▼▼▼

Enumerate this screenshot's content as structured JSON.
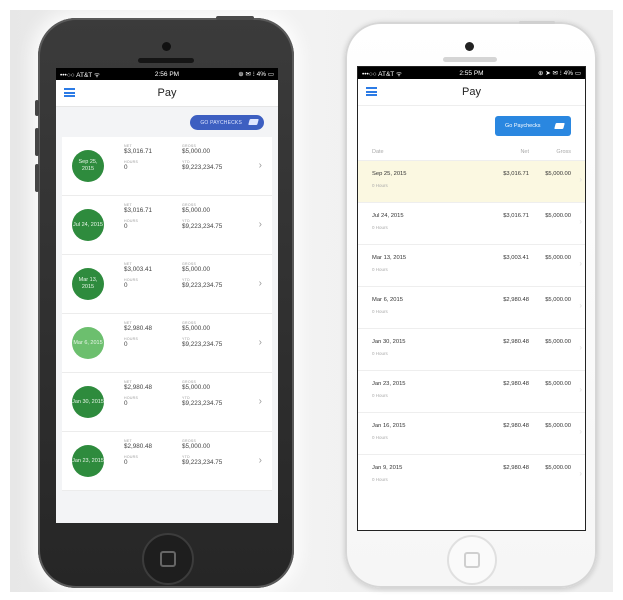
{
  "screens": {
    "dark": {
      "status": {
        "carrier": "•••○○ AT&T ᯤ",
        "time": "2:56 PM",
        "right": "⊕ ✉ ⁝ 4% ▭"
      },
      "nav_title": "Pay",
      "paychecks_button": "GO PAYCHECKS",
      "labels": {
        "net": "NET",
        "gross": "GROSS",
        "hours": "HOURS",
        "ytd": "YTD"
      },
      "cards": [
        {
          "date": "Sep 25, 2015",
          "net": "$3,016.71",
          "gross": "$5,000.00",
          "hours": "0",
          "ytd": "$9,223,234.75"
        },
        {
          "date": "Jul 24, 2015",
          "net": "$3,016.71",
          "gross": "$5,000.00",
          "hours": "0",
          "ytd": "$9,223,234.75"
        },
        {
          "date": "Mar 13, 2015",
          "net": "$3,003.41",
          "gross": "$5,000.00",
          "hours": "0",
          "ytd": "$9,223,234.75"
        },
        {
          "date": "Mar 6, 2015",
          "net": "$2,980.48",
          "gross": "$5,000.00",
          "hours": "0",
          "ytd": "$9,223,234.75"
        },
        {
          "date": "Jan 30, 2015",
          "net": "$2,980.48",
          "gross": "$5,000.00",
          "hours": "0",
          "ytd": "$9,223,234.75"
        },
        {
          "date": "Jan 23, 2015",
          "net": "$2,980.48",
          "gross": "$5,000.00",
          "hours": "0",
          "ytd": "$9,223,234.75"
        }
      ]
    },
    "light": {
      "status": {
        "carrier": "•••○○ AT&T ᯤ",
        "time": "2:55 PM",
        "right": "⊕ ➤ ✉ ⁝ 4% ▭"
      },
      "nav_title": "Pay",
      "paychecks_button": "Go Paychecks",
      "headers": {
        "date": "Date",
        "net": "Net",
        "gross": "Gross"
      },
      "rows": [
        {
          "date": "Sep 25, 2015",
          "hours": "0 Hours",
          "net": "$3,016.71",
          "gross": "$5,000.00"
        },
        {
          "date": "Jul 24, 2015",
          "hours": "0 Hours",
          "net": "$3,016.71",
          "gross": "$5,000.00"
        },
        {
          "date": "Mar 13, 2015",
          "hours": "0 Hours",
          "net": "$3,003.41",
          "gross": "$5,000.00"
        },
        {
          "date": "Mar 6, 2015",
          "hours": "0 Hours",
          "net": "$2,980.48",
          "gross": "$5,000.00"
        },
        {
          "date": "Jan 30, 2015",
          "hours": "0 Hours",
          "net": "$2,980.48",
          "gross": "$5,000.00"
        },
        {
          "date": "Jan 23, 2015",
          "hours": "0 Hours",
          "net": "$2,980.48",
          "gross": "$5,000.00"
        },
        {
          "date": "Jan 16, 2015",
          "hours": "0 Hours",
          "net": "$2,980.48",
          "gross": "$5,000.00"
        },
        {
          "date": "Jan 9, 2015",
          "hours": "0 Hours",
          "net": "$2,980.48",
          "gross": "$5,000.00"
        }
      ]
    }
  },
  "colors": {
    "accent": "#2a87e0",
    "pill": "#3d5fc1",
    "paid_green": "#2e8b3d",
    "selected_row": "#fbf8e1"
  }
}
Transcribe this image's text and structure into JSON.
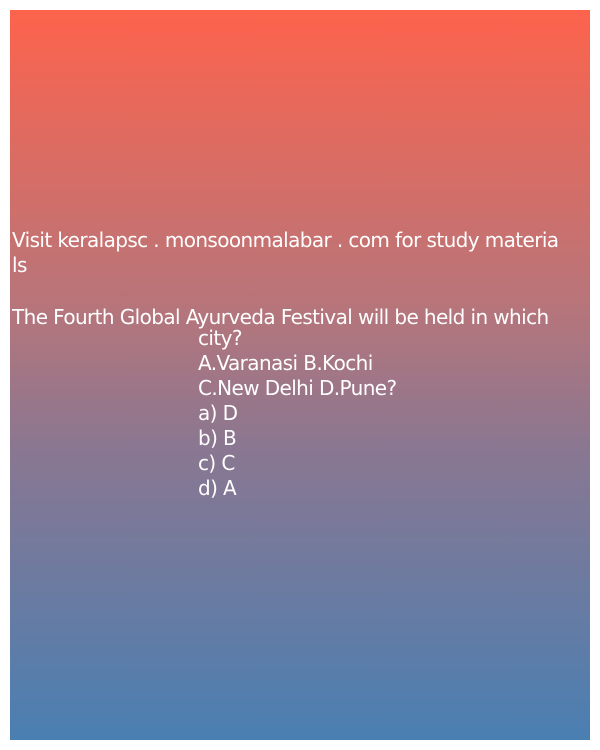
{
  "card": {
    "gradient": [
      "#fd634c",
      "#4a7fb2"
    ],
    "promo_line1": "Visit keralapsc . monsoonmalabar . com for study materia",
    "promo_line2": "ls",
    "question_line1": "The Fourth Global Ayurveda Festival will be held in which",
    "question_line2": "city?",
    "options_line1": "A.Varanasi B.Kochi",
    "options_line2": "C.New Delhi D.Pune?",
    "answers": [
      "a) D",
      "b) B",
      "c) C",
      "d) A"
    ]
  }
}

▲▲▲

| PROBLEM DESCRIPTION |
Leave the pictures out and write out every entry exactly as given.

| COMPLETED TASK |
Enumerate this screenshot's content as structured JSON.
{
  "screens": {
    "dark": {
      "status": {
        "carrier": "•••○○ AT&T ᯤ",
        "time": "2:56 PM",
        "right": "⊕ ✉ ⁝ 4% ▭"
      },
      "nav_title": "Pay",
      "paychecks_button": "GO PAYCHECKS",
      "labels": {
        "net": "NET",
        "gross": "GROSS",
        "hours": "HOURS",
        "ytd": "YTD"
      },
      "cards": [
        {
          "date": "Sep 25, 2015",
          "net": "$3,016.71",
          "gross": "$5,000.00",
          "hours": "0",
          "ytd": "$9,223,234.75"
        },
        {
          "date": "Jul 24, 2015",
          "net": "$3,016.71",
          "gross": "$5,000.00",
          "hours": "0",
          "ytd": "$9,223,234.75"
        },
        {
          "date": "Mar 13, 2015",
          "net": "$3,003.41",
          "gross": "$5,000.00",
          "hours": "0",
          "ytd": "$9,223,234.75"
        },
        {
          "date": "Mar 6, 2015",
          "net": "$2,980.48",
          "gross": "$5,000.00",
          "hours": "0",
          "ytd": "$9,223,234.75"
        },
        {
          "date": "Jan 30, 2015",
          "net": "$2,980.48",
          "gross": "$5,000.00",
          "hours": "0",
          "ytd": "$9,223,234.75"
        },
        {
          "date": "Jan 23, 2015",
          "net": "$2,980.48",
          "gross": "$5,000.00",
          "hours": "0",
          "ytd": "$9,223,234.75"
        }
      ]
    },
    "light": {
      "status": {
        "carrier": "•••○○ AT&T ᯤ",
        "time": "2:55 PM",
        "right": "⊕ ➤ ✉ ⁝ 4% ▭"
      },
      "nav_title": "Pay",
      "paychecks_button": "Go Paychecks",
      "headers": {
        "date": "Date",
        "net": "Net",
        "gross": "Gross"
      },
      "rows": [
        {
          "date": "Sep 25, 2015",
          "hours": "0 Hours",
          "net": "$3,016.71",
          "gross": "$5,000.00"
        },
        {
          "date": "Jul 24, 2015",
          "hours": "0 Hours",
          "net": "$3,016.71",
          "gross": "$5,000.00"
        },
        {
          "date": "Mar 13, 2015",
          "hours": "0 Hours",
          "net": "$3,003.41",
          "gross": "$5,000.00"
        },
        {
          "date": "Mar 6, 2015",
          "hours": "0 Hours",
          "net": "$2,980.48",
          "gross": "$5,000.00"
        },
        {
          "date": "Jan 30, 2015",
          "hours": "0 Hours",
          "net": "$2,980.48",
          "gross": "$5,000.00"
        },
        {
          "date": "Jan 23, 2015",
          "hours": "0 Hours",
          "net": "$2,980.48",
          "gross": "$5,000.00"
        },
        {
          "date": "Jan 16, 2015",
          "hours": "0 Hours",
          "net": "$2,980.48",
          "gross": "$5,000.00"
        },
        {
          "date": "Jan 9, 2015",
          "hours": "0 Hours",
          "net": "$2,980.48",
          "gross": "$5,000.00"
        }
      ]
    }
  },
  "colors": {
    "accent": "#2a87e0",
    "pill": "#3d5fc1",
    "paid_green": "#2e8b3d",
    "selected_row": "#fbf8e1"
  }
}
Transcribe this image's text and structure into JSON.
{
  "card": {
    "gradient": [
      "#fd634c",
      "#4a7fb2"
    ],
    "promo_line1": "Visit keralapsc . monsoonmalabar . com for study materia",
    "promo_line2": "ls",
    "question_line1": "The Fourth Global Ayurveda Festival will be held in which",
    "question_line2": "city?",
    "options_line1": "A.Varanasi B.Kochi",
    "options_line2": "C.New Delhi D.Pune?",
    "answers": [
      "a) D",
      "b) B",
      "c) C",
      "d) A"
    ]
  }
}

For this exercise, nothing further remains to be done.